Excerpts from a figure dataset
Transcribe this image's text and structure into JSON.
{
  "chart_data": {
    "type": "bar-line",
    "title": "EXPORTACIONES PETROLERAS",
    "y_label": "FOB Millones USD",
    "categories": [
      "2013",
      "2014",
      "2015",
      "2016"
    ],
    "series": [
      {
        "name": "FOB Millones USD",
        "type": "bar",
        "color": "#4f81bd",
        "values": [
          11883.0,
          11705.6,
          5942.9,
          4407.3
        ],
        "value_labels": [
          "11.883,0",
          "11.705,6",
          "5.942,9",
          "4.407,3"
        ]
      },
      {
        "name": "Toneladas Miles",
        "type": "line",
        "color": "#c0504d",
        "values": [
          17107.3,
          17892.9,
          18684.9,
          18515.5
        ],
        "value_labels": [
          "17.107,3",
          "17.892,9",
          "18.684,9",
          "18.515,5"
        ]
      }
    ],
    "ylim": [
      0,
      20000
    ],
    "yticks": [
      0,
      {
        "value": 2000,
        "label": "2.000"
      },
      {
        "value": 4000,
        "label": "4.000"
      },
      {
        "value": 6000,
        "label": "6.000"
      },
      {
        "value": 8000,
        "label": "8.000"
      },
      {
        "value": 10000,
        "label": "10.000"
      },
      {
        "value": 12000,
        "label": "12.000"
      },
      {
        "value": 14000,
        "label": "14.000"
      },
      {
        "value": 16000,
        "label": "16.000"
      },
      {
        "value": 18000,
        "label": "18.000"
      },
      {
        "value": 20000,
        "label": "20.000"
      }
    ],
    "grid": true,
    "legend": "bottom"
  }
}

Instruction. Scan the lines above for "name", then copy every one that has it.

Final answer.
        "name": "FOB Millones USD",
        "name": "Toneladas Miles",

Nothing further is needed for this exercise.